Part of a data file
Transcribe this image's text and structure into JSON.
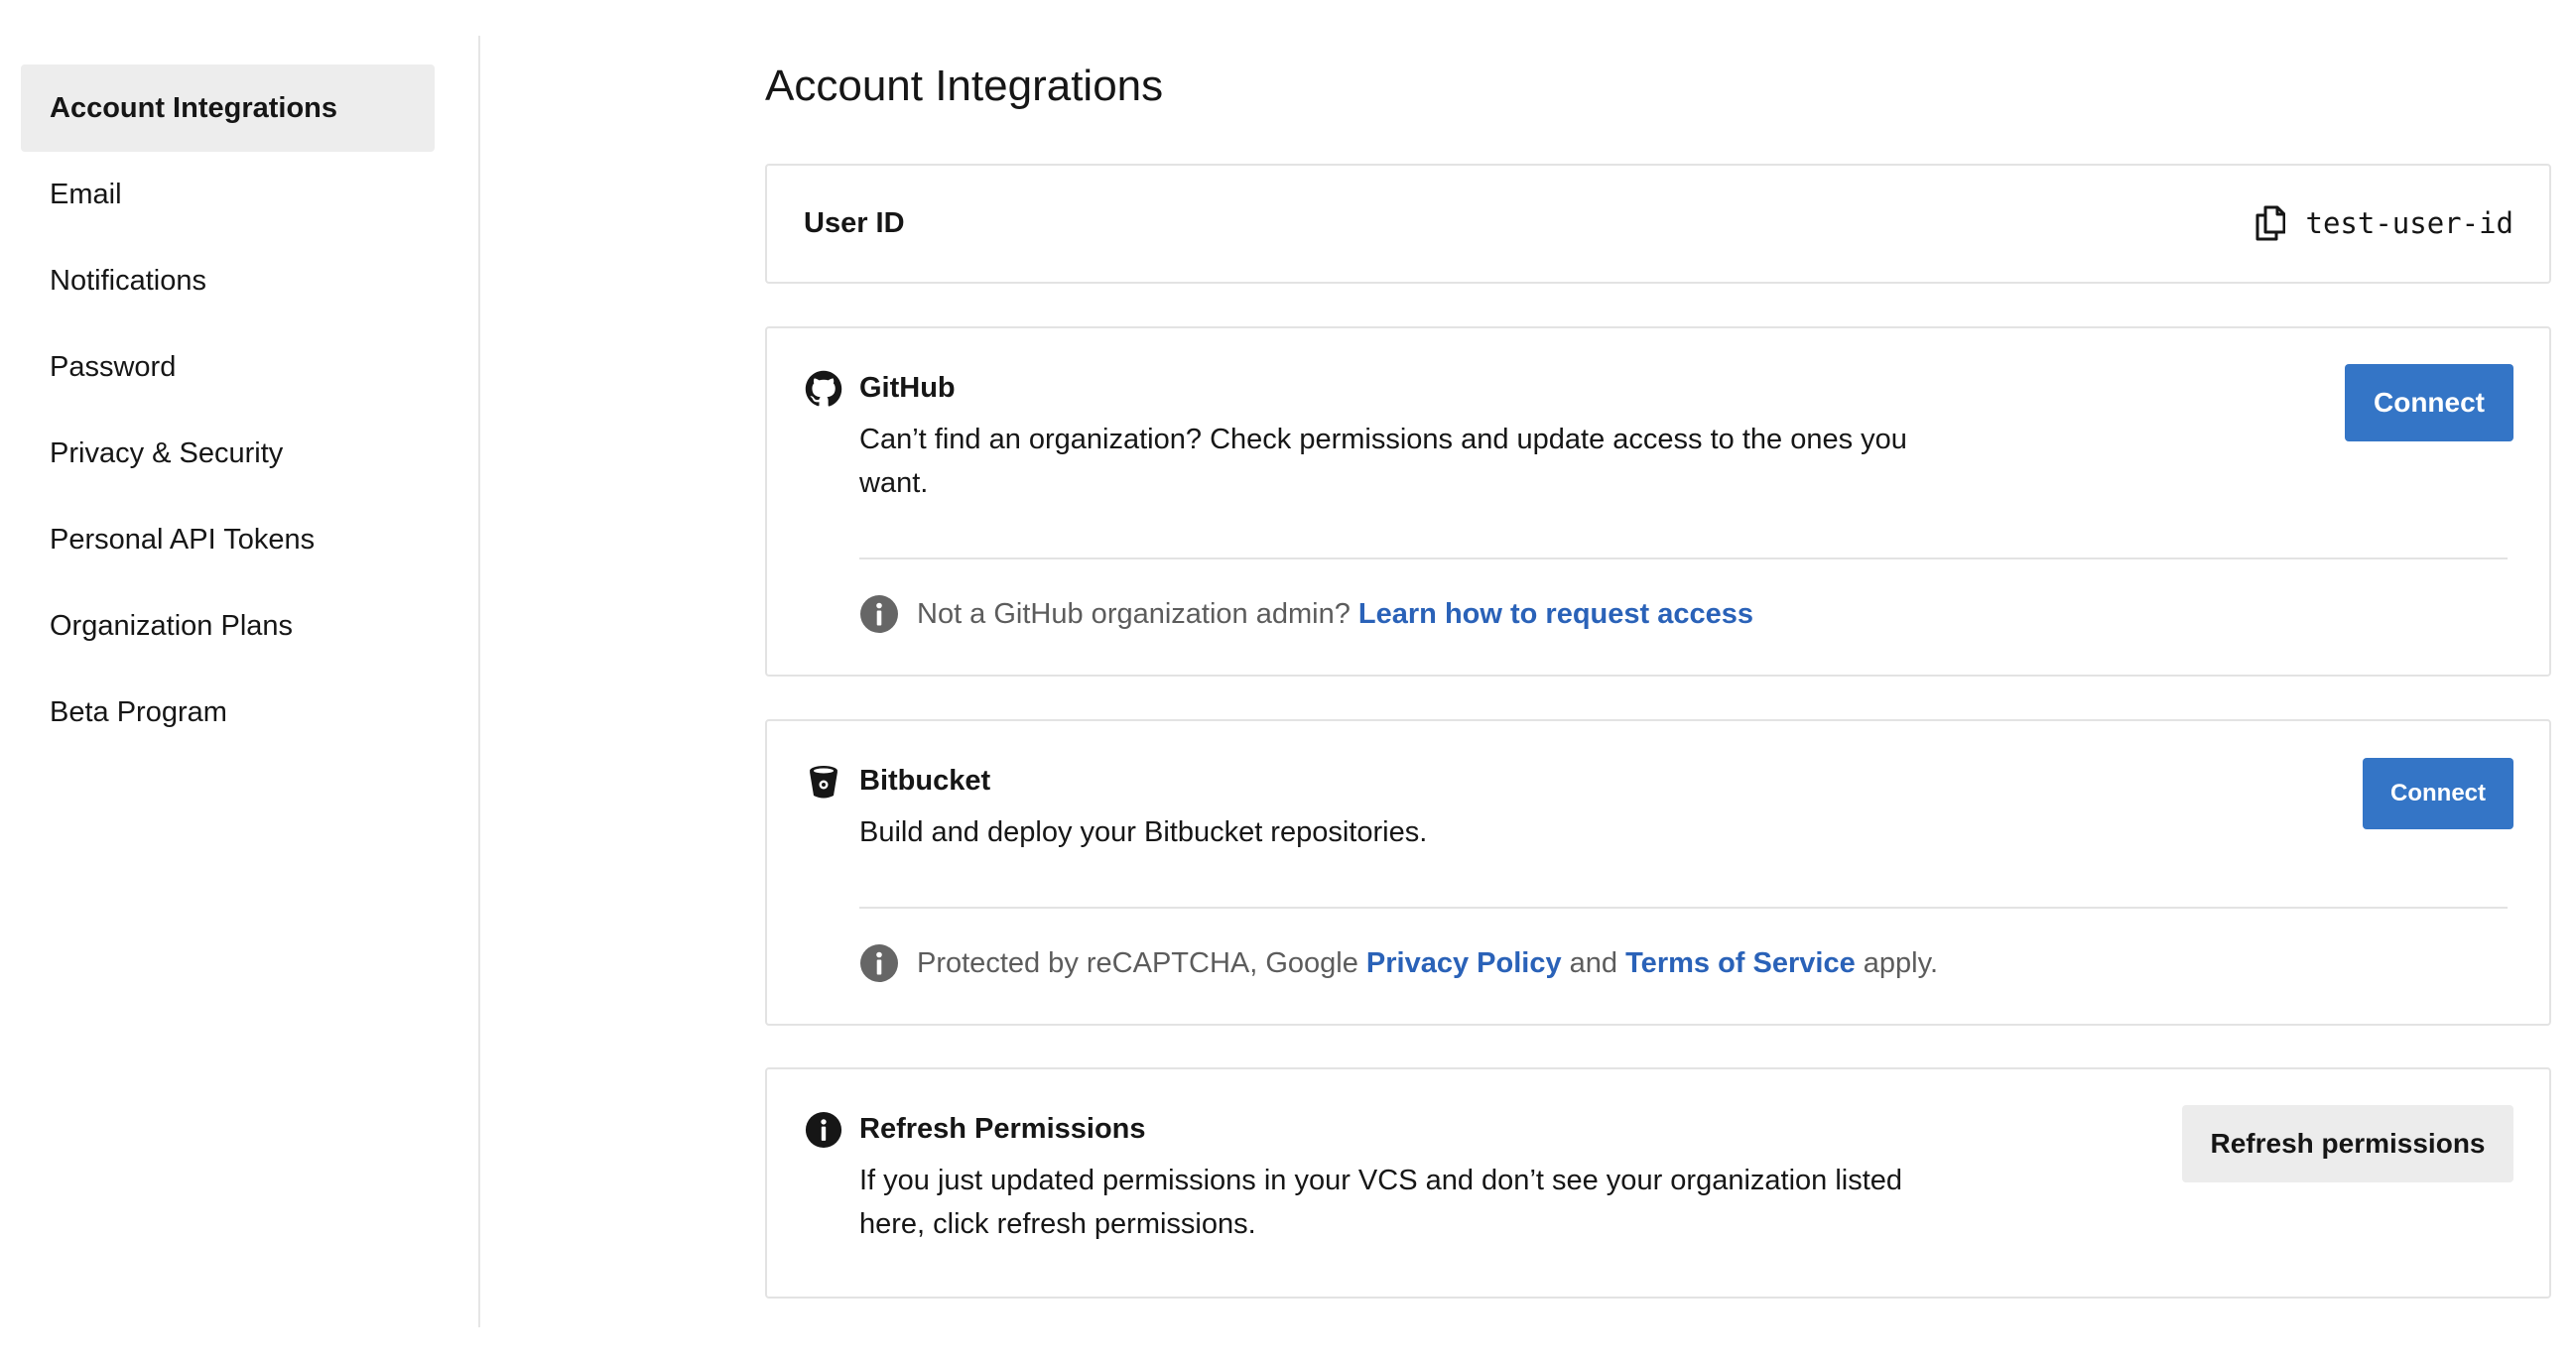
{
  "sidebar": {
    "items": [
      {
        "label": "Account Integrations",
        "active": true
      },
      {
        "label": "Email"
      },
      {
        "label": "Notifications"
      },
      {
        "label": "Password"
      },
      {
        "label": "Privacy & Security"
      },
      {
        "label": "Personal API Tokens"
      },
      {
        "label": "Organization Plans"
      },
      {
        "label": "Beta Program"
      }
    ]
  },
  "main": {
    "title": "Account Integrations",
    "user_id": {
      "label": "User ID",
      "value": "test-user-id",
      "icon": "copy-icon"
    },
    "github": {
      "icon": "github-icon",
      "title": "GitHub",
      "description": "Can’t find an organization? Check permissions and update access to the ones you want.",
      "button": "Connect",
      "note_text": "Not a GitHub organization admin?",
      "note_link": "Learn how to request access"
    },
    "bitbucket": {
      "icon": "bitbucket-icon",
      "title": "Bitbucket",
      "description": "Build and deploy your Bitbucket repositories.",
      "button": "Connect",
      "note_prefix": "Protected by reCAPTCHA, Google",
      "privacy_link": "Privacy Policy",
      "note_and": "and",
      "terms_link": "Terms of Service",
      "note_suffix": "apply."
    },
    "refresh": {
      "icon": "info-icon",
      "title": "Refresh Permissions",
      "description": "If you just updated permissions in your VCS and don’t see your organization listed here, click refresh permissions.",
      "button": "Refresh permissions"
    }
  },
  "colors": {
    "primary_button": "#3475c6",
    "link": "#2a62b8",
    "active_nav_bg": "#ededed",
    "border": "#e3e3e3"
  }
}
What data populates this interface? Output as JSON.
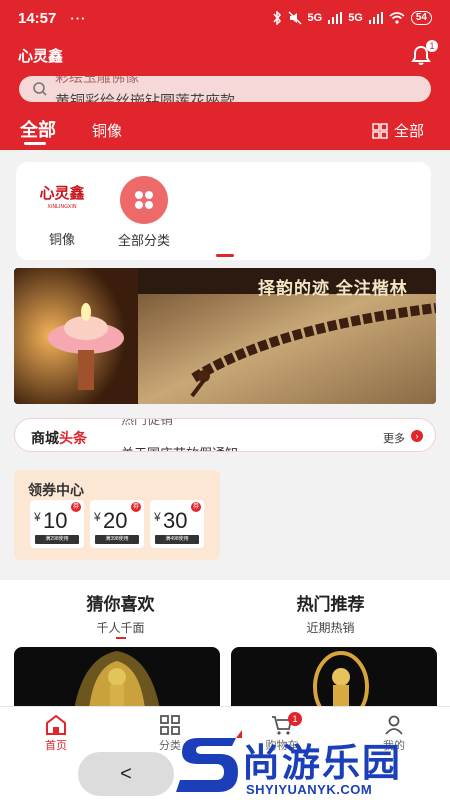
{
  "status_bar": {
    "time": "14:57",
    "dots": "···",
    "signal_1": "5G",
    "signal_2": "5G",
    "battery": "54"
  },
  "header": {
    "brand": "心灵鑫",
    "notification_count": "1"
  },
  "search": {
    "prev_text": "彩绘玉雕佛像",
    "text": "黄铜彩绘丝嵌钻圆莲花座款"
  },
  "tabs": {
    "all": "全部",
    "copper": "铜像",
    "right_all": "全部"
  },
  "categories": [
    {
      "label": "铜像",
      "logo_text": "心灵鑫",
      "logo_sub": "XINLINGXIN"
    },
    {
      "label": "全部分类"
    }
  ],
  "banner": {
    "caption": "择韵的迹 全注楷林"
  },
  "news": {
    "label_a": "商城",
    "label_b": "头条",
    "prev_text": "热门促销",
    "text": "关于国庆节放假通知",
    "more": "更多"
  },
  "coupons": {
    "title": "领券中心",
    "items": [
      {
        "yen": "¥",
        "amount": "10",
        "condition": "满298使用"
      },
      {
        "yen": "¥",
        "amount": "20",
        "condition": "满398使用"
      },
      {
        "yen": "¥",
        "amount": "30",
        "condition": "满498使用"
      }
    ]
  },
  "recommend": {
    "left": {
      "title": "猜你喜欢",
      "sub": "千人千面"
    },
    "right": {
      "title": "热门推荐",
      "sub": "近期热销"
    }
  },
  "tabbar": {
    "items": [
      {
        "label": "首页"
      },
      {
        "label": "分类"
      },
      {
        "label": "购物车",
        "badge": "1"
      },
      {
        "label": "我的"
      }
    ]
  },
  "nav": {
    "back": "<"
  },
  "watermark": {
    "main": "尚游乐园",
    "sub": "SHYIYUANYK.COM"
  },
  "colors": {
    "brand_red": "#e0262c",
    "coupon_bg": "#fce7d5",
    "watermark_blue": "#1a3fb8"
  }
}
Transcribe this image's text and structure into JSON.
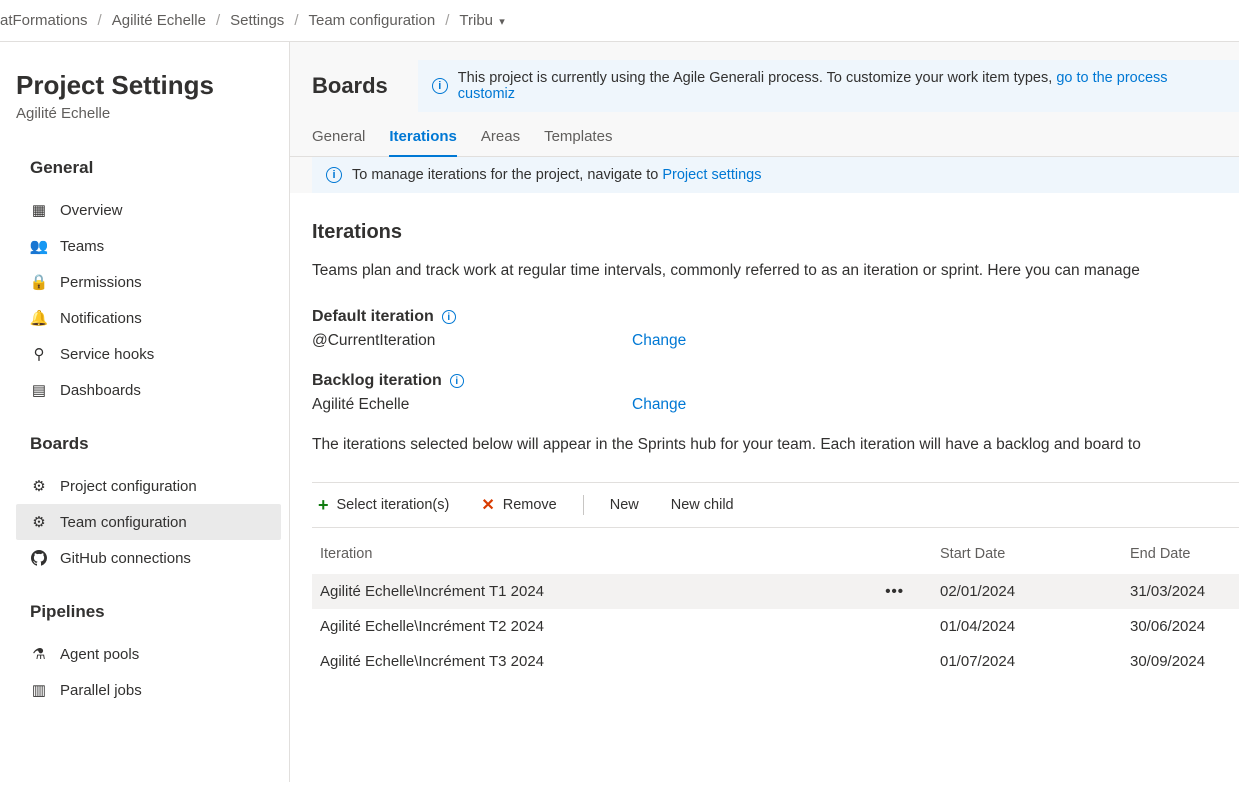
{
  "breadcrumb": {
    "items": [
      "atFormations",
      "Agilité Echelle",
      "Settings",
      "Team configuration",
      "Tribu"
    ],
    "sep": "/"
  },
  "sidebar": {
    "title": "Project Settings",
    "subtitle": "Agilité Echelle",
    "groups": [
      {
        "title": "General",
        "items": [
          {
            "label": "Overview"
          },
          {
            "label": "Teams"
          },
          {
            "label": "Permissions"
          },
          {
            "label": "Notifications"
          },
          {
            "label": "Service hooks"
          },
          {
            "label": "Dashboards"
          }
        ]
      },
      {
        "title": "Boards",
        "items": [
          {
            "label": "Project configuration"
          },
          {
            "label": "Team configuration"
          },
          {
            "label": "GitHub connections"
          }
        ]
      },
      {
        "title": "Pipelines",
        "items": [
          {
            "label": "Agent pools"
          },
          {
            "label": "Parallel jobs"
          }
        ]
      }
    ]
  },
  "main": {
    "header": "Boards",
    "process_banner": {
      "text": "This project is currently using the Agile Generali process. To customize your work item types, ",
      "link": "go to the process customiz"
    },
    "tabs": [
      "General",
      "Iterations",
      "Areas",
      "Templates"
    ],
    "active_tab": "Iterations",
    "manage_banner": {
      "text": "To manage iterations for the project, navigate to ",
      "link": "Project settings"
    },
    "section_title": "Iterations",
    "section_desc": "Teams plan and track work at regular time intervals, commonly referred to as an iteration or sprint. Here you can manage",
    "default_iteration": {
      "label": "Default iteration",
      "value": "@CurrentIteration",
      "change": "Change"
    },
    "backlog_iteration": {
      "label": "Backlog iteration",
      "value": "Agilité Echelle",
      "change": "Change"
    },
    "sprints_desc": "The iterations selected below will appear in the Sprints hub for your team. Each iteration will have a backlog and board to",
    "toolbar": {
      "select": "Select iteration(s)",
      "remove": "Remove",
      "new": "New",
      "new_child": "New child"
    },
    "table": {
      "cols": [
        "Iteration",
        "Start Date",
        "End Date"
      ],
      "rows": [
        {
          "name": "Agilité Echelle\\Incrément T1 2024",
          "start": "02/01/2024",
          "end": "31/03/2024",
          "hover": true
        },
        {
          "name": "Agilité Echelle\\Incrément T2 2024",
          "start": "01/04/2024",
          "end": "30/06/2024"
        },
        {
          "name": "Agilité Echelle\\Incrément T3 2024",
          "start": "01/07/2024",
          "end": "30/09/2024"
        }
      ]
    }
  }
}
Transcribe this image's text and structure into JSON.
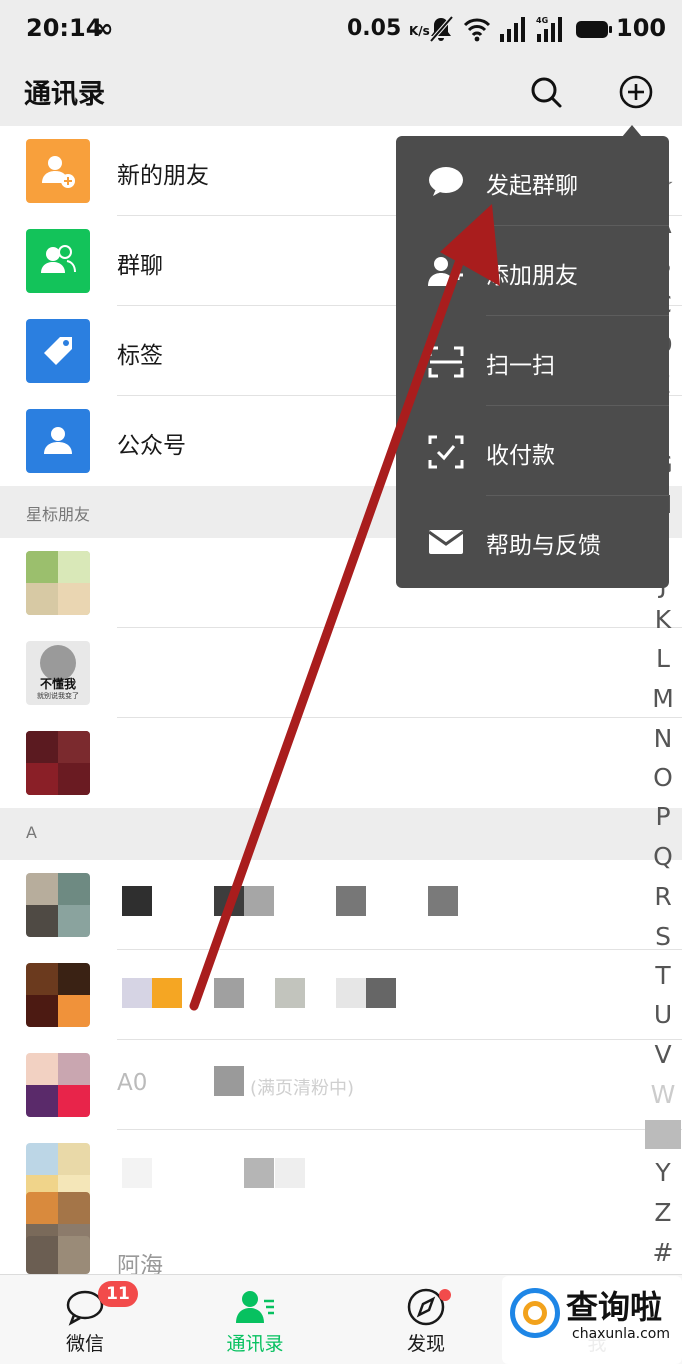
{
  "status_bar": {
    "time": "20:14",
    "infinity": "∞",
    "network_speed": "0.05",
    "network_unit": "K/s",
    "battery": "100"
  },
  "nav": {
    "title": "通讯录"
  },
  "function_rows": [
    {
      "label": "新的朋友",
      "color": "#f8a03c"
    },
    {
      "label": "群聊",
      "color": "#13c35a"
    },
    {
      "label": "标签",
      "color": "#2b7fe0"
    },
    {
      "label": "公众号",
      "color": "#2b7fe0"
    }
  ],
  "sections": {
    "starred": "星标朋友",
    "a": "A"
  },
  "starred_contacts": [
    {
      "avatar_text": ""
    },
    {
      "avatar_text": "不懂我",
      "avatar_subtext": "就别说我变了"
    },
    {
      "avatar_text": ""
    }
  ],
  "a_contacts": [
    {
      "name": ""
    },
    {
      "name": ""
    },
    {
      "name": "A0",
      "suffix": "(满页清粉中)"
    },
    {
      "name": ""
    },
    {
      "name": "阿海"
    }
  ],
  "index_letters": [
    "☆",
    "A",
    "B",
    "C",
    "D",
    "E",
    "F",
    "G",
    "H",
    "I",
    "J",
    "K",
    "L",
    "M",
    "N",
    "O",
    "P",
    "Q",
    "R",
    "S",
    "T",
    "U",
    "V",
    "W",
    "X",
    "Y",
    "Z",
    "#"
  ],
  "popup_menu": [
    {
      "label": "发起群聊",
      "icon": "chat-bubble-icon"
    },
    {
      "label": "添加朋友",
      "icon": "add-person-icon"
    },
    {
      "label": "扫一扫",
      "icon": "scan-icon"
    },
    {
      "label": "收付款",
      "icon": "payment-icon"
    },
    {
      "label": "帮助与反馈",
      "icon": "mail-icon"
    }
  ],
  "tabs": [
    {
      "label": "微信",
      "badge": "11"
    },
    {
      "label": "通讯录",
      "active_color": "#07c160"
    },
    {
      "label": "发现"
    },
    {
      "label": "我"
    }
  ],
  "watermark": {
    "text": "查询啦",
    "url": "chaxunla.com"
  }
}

# To be done:
Determine how many lines in the data above contain the string "Service". Give nothing except the number.

# Answer to the exercise:
2